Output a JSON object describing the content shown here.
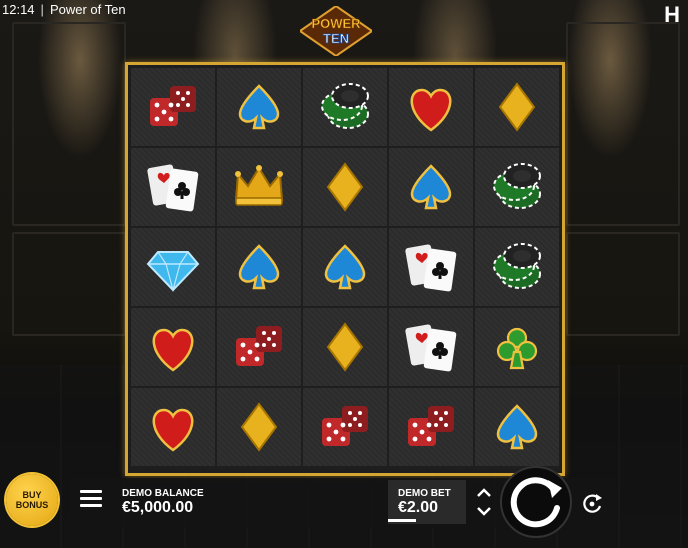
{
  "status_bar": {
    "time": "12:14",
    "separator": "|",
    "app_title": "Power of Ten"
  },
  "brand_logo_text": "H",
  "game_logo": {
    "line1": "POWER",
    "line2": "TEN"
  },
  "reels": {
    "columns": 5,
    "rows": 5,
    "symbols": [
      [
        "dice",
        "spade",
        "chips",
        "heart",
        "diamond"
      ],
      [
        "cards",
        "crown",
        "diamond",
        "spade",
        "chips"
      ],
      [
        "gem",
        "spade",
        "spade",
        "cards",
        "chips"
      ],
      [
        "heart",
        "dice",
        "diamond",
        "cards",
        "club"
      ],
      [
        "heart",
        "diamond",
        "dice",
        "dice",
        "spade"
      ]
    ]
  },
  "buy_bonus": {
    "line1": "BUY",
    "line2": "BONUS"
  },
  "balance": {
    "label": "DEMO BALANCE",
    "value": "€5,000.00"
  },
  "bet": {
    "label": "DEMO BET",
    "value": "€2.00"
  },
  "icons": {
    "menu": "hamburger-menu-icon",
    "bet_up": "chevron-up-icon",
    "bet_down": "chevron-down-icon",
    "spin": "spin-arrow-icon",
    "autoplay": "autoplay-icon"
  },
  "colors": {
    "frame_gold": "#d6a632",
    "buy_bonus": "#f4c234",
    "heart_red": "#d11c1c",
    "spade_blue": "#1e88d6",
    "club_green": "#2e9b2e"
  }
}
--- --- ---
## WHAT IS EXPECTED
Repeat each entry exactly as it appears; skip any picture.

## FULL SOLUTION
Output a JSON object describing the content shown here.
{
  "status_bar": {
    "time": "12:14",
    "separator": "|",
    "app_title": "Power of Ten"
  },
  "brand_logo_text": "H",
  "game_logo": {
    "line1": "POWER",
    "line2": "TEN"
  },
  "reels": {
    "columns": 5,
    "rows": 5,
    "symbols": [
      [
        "dice",
        "spade",
        "chips",
        "heart",
        "diamond"
      ],
      [
        "cards",
        "crown",
        "diamond",
        "spade",
        "chips"
      ],
      [
        "gem",
        "spade",
        "spade",
        "cards",
        "chips"
      ],
      [
        "heart",
        "dice",
        "diamond",
        "cards",
        "club"
      ],
      [
        "heart",
        "diamond",
        "dice",
        "dice",
        "spade"
      ]
    ]
  },
  "buy_bonus": {
    "line1": "BUY",
    "line2": "BONUS"
  },
  "balance": {
    "label": "DEMO BALANCE",
    "value": "€5,000.00"
  },
  "bet": {
    "label": "DEMO BET",
    "value": "€2.00"
  },
  "icons": {
    "menu": "hamburger-menu-icon",
    "bet_up": "chevron-up-icon",
    "bet_down": "chevron-down-icon",
    "spin": "spin-arrow-icon",
    "autoplay": "autoplay-icon"
  },
  "colors": {
    "frame_gold": "#d6a632",
    "buy_bonus": "#f4c234",
    "heart_red": "#d11c1c",
    "spade_blue": "#1e88d6",
    "club_green": "#2e9b2e"
  }
}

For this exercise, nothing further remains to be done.